Study text
- Opening Delimiter -
PTypes Personality Types
PTypes A Correspondence of Psychiatric, Keirsey, and Enneagram Typologies Solitary


Noteworthy examples of the Inventive personality type (Continued)

Mark Twain

  • The thesis of Inventing Mark Twain by Andrew Hoffman is that Samuel Langhorne Clemens invented Mark Twain and played him his whole life. From the Prologue of the book:

    Because he appears to be alive, Twain grows and changes so frequently that writing a biography of him is like writing a biography of a liar. We will never know the complete truth about Mark Twain, because he changes shape as we study him. A fool, a tyrant, a philosopher, a humorist, an unschooled literary genius, a friend to revolution, a confidant of presidents and industrialists, an insatiable and sophisticated reader of history, a glad-hander, a sham, a self-destructive narcissist: Each of these epithets describes Mark Twain; their contradictions create a persona that is at once both larger and smaller than a real person. (pp. ix-x)

    . . . .

    In writing this study of Samuel Langhorne Clemens, I encountered one fundamental, over-reaching problem. Traditional interpretation of the man dictated that Clemens had such a large personality that he needed a separate persona in which to carry it. That premise seemed to me fundamentally false. Anyone who has ever performed, whether on the stage or at a dinner party, knows that maintaining a false persona places a huge strain on one's ego. The larger the ego, in fact, the more difficult it becomes to sustain the invention. To live as someone else, to fully inhabit an invented self, the root self must have no ego, or at least one so handicapped by insecurities that it might as well not exist. It became clear to me that Sam Clemens could play Mark Twain to such success for so long only because his fundamental self was so unstable and uncertain. This hollowness at Clemens' core resulted from the odd configuration of his childhood: his very early acceptance of responsibility for the deaths of loved ones; his flighty mother; his distant but demanding father, whose death as young Clemens entered adolescence determined much of his adult identity. Later experiences in his life reinforced his perception that it was the image of the person that truly mattered in life, and not the essential identity, which was likely to be callow, cruel, frightened, and selfish. His faith in the sharp separation between image and identity resulted in the nearly seamless presentation of an invented self named Mark Twain.
- Closing Delimiter -
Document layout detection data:
- Opening Delimiter -
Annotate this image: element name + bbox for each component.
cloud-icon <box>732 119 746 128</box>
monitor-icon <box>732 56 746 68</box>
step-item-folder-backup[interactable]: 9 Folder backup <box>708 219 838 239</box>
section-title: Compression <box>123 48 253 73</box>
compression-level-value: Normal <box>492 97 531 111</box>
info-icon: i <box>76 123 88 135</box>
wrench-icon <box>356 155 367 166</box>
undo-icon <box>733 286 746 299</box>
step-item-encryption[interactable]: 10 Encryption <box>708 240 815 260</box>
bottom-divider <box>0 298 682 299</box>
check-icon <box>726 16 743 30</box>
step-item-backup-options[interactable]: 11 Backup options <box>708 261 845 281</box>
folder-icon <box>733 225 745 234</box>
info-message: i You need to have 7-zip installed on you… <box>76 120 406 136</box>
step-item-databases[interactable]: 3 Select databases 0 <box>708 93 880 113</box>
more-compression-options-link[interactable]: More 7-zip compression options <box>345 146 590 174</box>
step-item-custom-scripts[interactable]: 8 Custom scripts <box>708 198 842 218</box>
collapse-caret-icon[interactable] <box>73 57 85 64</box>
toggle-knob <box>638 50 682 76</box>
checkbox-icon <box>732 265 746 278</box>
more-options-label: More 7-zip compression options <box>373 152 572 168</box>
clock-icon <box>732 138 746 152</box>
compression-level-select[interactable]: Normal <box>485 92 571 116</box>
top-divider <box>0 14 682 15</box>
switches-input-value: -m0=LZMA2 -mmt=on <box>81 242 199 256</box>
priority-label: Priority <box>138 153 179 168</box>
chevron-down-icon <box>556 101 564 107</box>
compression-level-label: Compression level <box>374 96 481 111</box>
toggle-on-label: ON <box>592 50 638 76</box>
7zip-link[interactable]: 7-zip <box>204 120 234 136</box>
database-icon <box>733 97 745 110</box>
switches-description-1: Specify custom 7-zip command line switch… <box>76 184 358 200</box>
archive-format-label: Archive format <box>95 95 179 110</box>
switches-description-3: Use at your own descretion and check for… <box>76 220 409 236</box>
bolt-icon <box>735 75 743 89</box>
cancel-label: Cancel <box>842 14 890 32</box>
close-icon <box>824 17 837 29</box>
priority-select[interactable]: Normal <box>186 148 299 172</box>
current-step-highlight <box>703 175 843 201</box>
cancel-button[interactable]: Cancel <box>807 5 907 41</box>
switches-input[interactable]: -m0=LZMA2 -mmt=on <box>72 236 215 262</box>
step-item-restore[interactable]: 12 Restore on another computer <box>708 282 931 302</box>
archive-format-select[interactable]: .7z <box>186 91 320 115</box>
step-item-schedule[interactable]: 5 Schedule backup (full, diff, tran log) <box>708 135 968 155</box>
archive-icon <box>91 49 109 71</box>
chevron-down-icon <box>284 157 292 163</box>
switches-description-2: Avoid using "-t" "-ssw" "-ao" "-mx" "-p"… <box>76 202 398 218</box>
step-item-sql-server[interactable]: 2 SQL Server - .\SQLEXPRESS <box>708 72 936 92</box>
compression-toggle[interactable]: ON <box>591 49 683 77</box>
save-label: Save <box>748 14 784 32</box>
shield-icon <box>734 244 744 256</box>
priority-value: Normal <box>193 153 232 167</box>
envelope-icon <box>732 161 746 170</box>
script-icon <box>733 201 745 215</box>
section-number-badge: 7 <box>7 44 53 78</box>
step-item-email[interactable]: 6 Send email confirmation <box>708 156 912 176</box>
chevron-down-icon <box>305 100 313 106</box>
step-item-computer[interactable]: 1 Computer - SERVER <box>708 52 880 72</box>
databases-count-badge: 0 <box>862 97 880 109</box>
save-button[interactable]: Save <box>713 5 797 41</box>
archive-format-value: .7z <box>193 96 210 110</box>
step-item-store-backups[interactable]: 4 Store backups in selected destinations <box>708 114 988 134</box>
- Closing Delimiter -
Problems and tasks
[1] Write out the part of the Mark Twain text from "PTypes Personality Types" to "personality type (Continued)".
[2] Summarize the Mark Twain text in two sentences.
[3] Answer these questions from the Mark Twain text:
(a) Who wrote Inventing Mark Twain?
(b) Writing a biography of Twain is said to be like writing a biography of what?
(c) When did Clemens' father die?
The rows are material separate from the text.

Solutions for each task
[1]
PTypes Personality Types
PTypes A Correspondence of Psychiatric, Keirsey, and Enneagram Typologies Solitary


Noteworthy examples of the Inventive personality type (Continued)

[2] The Mark Twain text gives Andrew Hoffman's thesis in Inventing Mark Twain that Samuel Langhorne Clemens invented Mark Twain and played him his whole life, a persona so full of contradictions that the complete truth about him will never be known. Hoffman rejects the traditional view that Clemens needed a separate persona to carry a large personality, arguing instead that Clemens could play Mark Twain so successfully only because his fundamental self was unstable and uncertain, a hollowness that came from his childhood.

[3]
(a) Andrew Hoffman.
(b) A liar.
(c) As young Clemens entered adolescence.